Print the listing below exactly.

§ Exercise inputs
+++++
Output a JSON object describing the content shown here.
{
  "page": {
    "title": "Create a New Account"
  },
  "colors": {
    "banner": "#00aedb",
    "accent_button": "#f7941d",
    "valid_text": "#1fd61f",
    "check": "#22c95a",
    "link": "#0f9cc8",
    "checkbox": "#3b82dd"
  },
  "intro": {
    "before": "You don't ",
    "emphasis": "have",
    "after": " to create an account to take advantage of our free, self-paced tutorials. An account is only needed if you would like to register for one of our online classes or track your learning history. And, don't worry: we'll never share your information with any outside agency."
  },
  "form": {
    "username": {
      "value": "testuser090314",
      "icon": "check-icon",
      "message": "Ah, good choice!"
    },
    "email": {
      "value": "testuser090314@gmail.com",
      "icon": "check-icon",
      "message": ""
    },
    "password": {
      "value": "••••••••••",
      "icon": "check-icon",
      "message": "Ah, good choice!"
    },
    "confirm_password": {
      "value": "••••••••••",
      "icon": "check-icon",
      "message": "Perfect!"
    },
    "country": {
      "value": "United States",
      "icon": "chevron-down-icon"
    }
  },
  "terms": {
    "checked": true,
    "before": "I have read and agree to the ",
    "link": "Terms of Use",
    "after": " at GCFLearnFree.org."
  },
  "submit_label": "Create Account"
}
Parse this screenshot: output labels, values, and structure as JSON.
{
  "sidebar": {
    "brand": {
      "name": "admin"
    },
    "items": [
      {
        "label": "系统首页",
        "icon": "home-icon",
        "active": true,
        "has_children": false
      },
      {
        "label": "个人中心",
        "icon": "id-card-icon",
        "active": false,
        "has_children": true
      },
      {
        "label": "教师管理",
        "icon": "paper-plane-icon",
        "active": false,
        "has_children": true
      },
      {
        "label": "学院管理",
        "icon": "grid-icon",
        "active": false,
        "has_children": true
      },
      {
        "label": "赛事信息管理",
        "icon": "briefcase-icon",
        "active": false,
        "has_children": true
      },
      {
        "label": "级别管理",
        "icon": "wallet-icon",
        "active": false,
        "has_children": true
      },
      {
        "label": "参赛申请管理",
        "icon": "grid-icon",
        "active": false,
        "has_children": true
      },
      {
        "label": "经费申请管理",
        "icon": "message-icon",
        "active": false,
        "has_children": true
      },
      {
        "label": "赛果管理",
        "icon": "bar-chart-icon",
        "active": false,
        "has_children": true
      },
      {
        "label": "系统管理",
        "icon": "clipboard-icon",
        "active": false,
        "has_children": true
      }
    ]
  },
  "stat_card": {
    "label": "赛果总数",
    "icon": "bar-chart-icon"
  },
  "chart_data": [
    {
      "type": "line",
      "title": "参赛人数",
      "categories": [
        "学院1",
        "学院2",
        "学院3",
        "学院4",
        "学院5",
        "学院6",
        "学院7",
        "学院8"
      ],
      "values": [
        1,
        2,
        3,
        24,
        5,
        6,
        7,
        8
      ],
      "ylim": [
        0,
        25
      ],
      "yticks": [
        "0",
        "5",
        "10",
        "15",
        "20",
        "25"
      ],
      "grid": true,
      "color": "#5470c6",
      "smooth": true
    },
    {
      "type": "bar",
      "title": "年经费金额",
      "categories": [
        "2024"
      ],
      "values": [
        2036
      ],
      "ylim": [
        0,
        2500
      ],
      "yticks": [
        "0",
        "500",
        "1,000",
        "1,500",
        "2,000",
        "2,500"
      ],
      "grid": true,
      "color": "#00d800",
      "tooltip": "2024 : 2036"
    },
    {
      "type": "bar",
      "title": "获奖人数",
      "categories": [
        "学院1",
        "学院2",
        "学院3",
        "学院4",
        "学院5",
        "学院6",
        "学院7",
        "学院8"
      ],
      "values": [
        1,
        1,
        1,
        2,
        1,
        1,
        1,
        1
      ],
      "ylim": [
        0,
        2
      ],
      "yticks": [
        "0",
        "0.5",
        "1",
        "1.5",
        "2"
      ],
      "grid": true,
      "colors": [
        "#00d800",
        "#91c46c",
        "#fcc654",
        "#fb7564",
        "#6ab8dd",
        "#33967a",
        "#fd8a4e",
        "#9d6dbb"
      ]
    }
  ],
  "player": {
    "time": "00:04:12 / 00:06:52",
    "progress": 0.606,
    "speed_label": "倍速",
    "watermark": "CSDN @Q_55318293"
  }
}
+++++
§ Right answer
Output a JSON object describing the content shown here.
{
  "page": {
    "title": "Create a New Account"
  },
  "colors": {
    "banner": "#00aedb",
    "accent_button": "#f7941d",
    "valid_text": "#1fd61f",
    "check": "#22c95a",
    "link": "#0f9cc8",
    "checkbox": "#3b82dd"
  },
  "intro": {
    "before": "You don't ",
    "emphasis": "have",
    "after": " to create an account to take advantage of our free, self-paced tutorials. An account is only needed if you would like to register for one of our online classes or track your learning history. And, don't worry: we'll never share your information with any outside agency."
  },
  "form": {
    "username": {
      "value": "testuser090314",
      "icon": "check-icon",
      "message": "Ah, good choice!"
    },
    "email": {
      "value": "testuser090314@gmail.com",
      "icon": "check-icon",
      "message": ""
    },
    "password": {
      "value": "••••••••••",
      "icon": "check-icon",
      "message": "Ah, good choice!"
    },
    "confirm_password": {
      "value": "••••••••••",
      "icon": "check-icon",
      "message": "Perfect!"
    },
    "country": {
      "value": "United States",
      "icon": "chevron-down-icon"
    }
  },
  "terms": {
    "checked": true,
    "before": "I have read and agree to the ",
    "link": "Terms of Use",
    "after": " at GCFLearnFree.org."
  },
  "submit_label": "Create Account"
}
Parse this screenshot: output labels, values, and structure as JSON.
{
  "sidebar": {
    "brand": {
      "name": "admin"
    },
    "items": [
      {
        "label": "系统首页",
        "icon": "home-icon",
        "active": true,
        "has_children": false
      },
      {
        "label": "个人中心",
        "icon": "id-card-icon",
        "active": false,
        "has_children": true
      },
      {
        "label": "教师管理",
        "icon": "paper-plane-icon",
        "active": false,
        "has_children": true
      },
      {
        "label": "学院管理",
        "icon": "grid-icon",
        "active": false,
        "has_children": true
      },
      {
        "label": "赛事信息管理",
        "icon": "briefcase-icon",
        "active": false,
        "has_children": true
      },
      {
        "label": "级别管理",
        "icon": "wallet-icon",
        "active": false,
        "has_children": true
      },
      {
        "label": "参赛申请管理",
        "icon": "grid-icon",
        "active": false,
        "has_children": true
      },
      {
        "label": "经费申请管理",
        "icon": "message-icon",
        "active": false,
        "has_children": true
      },
      {
        "label": "赛果管理",
        "icon": "bar-chart-icon",
        "active": false,
        "has_children": true
      },
      {
        "label": "系统管理",
        "icon": "clipboard-icon",
        "active": false,
        "has_children": true
      }
    ]
  },
  "stat_card": {
    "label": "赛果总数",
    "icon": "bar-chart-icon"
  },
  "chart_data": [
    {
      "type": "line",
      "title": "参赛人数",
      "categories": [
        "学院1",
        "学院2",
        "学院3",
        "学院4",
        "学院5",
        "学院6",
        "学院7",
        "学院8"
      ],
      "values": [
        1,
        2,
        3,
        24,
        5,
        6,
        7,
        8
      ],
      "ylim": [
        0,
        25
      ],
      "yticks": [
        "0",
        "5",
        "10",
        "15",
        "20",
        "25"
      ],
      "grid": true,
      "color": "#5470c6",
      "smooth": true
    },
    {
      "type": "bar",
      "title": "年经费金额",
      "categories": [
        "2024"
      ],
      "values": [
        2036
      ],
      "ylim": [
        0,
        2500
      ],
      "yticks": [
        "0",
        "500",
        "1,000",
        "1,500",
        "2,000",
        "2,500"
      ],
      "grid": true,
      "color": "#00d800",
      "tooltip": "2024 : 2036"
    },
    {
      "type": "bar",
      "title": "获奖人数",
      "categories": [
        "学院1",
        "学院2",
        "学院3",
        "学院4",
        "学院5",
        "学院6",
        "学院7",
        "学院8"
      ],
      "values": [
        1,
        1,
        1,
        2,
        1,
        1,
        1,
        1
      ],
      "ylim": [
        0,
        2
      ],
      "yticks": [
        "0",
        "0.5",
        "1",
        "1.5",
        "2"
      ],
      "grid": true,
      "colors": [
        "#00d800",
        "#91c46c",
        "#fcc654",
        "#fb7564",
        "#6ab8dd",
        "#33967a",
        "#fd8a4e",
        "#9d6dbb"
      ]
    }
  ],
  "player": {
    "time": "00:04:12 / 00:06:52",
    "progress": 0.606,
    "speed_label": "倍速",
    "watermark": "CSDN @Q_55318293"
  }
}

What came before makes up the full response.